• **YOUR OBJECTIVE**: In the material below, identify each line bearing the word "more". Reproduce those lines.

[start DATA LINES]

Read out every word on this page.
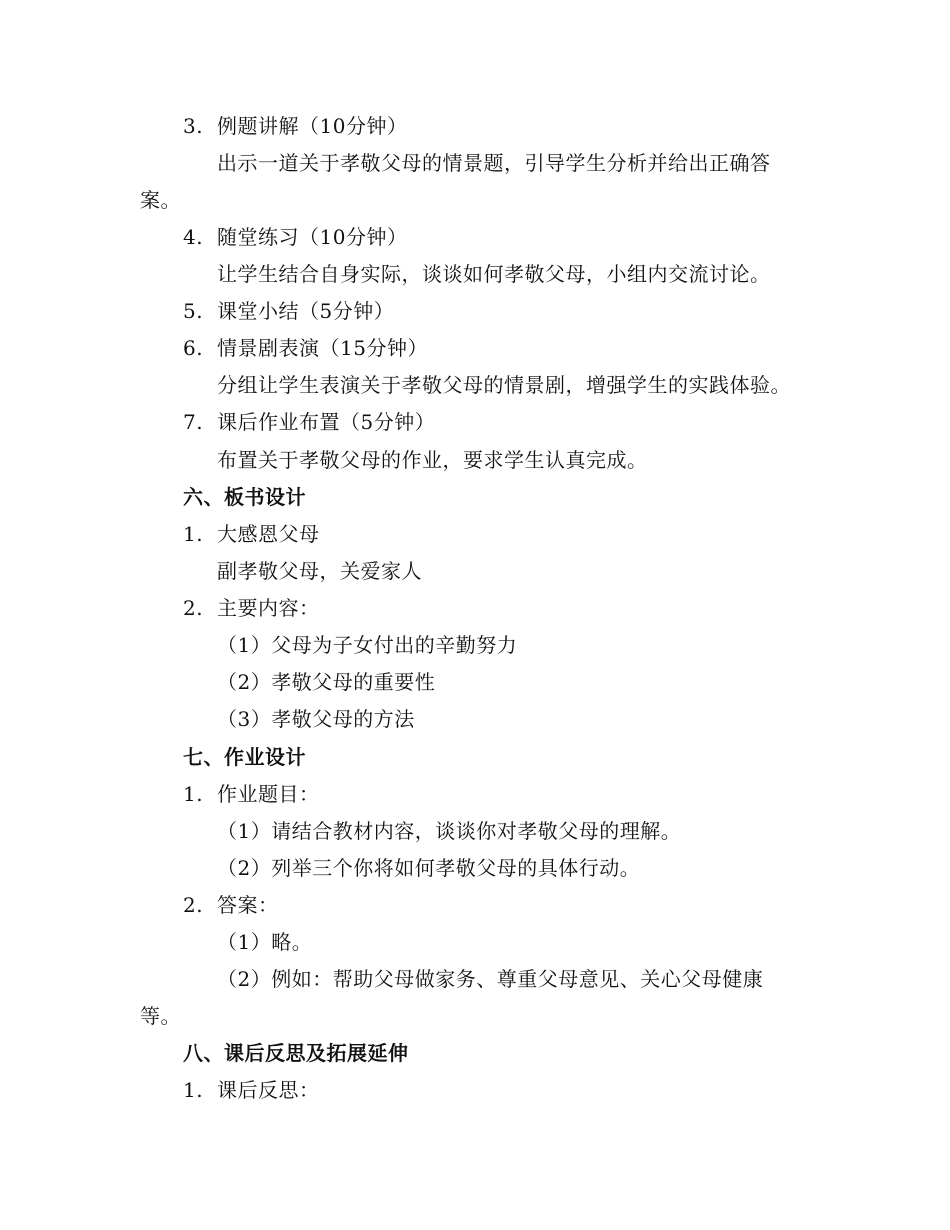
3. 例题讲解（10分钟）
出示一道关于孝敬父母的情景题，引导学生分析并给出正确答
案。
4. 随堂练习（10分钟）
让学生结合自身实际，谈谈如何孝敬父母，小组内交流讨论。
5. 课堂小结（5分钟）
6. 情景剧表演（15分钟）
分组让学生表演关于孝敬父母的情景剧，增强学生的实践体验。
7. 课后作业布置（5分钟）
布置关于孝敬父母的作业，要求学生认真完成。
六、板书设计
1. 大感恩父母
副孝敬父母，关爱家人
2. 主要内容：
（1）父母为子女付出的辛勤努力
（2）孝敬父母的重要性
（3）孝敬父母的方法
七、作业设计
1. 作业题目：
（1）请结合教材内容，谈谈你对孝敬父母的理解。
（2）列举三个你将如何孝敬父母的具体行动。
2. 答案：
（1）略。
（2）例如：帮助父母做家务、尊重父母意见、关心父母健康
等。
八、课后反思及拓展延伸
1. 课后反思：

[end DATA LINES]
[start DATA LINES]

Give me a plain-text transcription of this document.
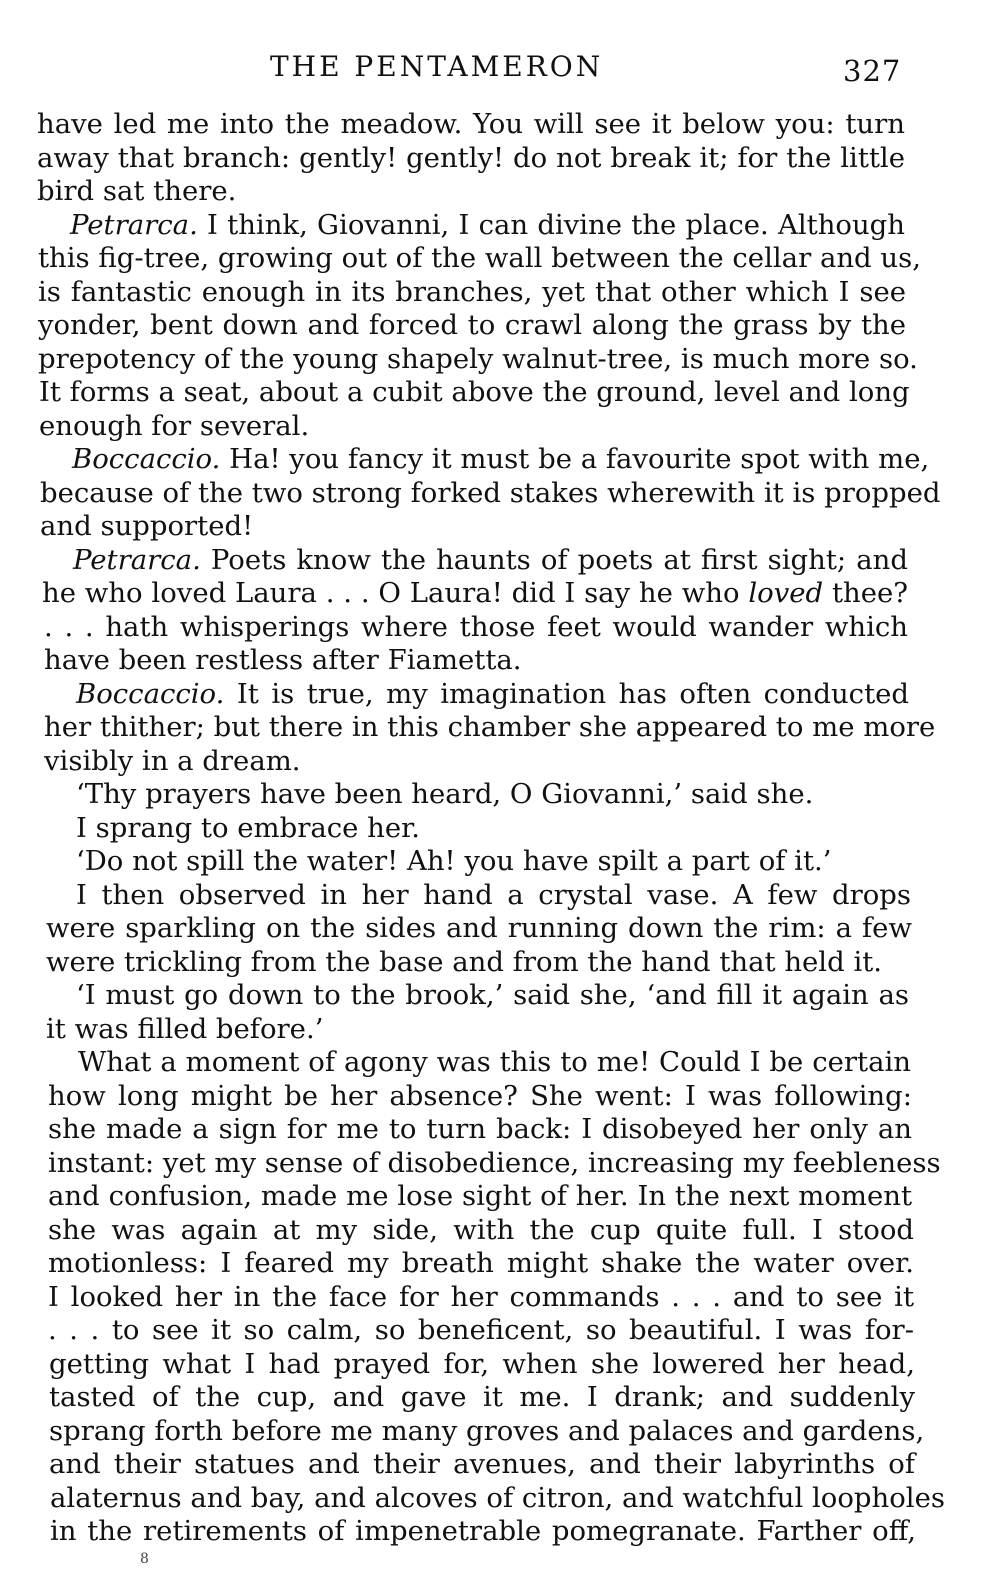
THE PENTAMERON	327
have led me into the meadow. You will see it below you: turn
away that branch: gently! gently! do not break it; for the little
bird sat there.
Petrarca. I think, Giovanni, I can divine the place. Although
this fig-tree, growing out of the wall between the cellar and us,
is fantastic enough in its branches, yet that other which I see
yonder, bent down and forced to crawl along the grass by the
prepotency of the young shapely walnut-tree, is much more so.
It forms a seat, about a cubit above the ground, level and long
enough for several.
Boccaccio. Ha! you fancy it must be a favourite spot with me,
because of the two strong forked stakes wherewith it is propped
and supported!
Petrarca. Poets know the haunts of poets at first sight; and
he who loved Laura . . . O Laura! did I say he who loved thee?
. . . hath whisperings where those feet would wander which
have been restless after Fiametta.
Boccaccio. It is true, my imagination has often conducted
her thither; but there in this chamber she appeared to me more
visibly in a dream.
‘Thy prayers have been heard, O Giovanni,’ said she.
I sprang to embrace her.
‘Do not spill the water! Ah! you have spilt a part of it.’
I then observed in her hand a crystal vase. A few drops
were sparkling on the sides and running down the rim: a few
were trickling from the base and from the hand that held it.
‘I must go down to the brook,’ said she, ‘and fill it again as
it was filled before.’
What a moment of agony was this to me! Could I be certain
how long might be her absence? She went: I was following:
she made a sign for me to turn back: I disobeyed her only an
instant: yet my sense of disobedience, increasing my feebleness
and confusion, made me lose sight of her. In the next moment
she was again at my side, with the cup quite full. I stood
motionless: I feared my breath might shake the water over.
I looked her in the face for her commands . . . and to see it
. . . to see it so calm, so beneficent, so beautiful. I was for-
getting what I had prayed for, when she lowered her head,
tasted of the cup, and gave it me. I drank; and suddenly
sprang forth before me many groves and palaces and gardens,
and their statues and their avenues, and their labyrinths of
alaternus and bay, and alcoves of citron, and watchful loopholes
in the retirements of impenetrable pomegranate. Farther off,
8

[end DATA LINES]

• **TASK OUTPUT**:
prepotency of the young shapely walnut-tree, is much more so.
her thither; but there in this chamber she appeared to me more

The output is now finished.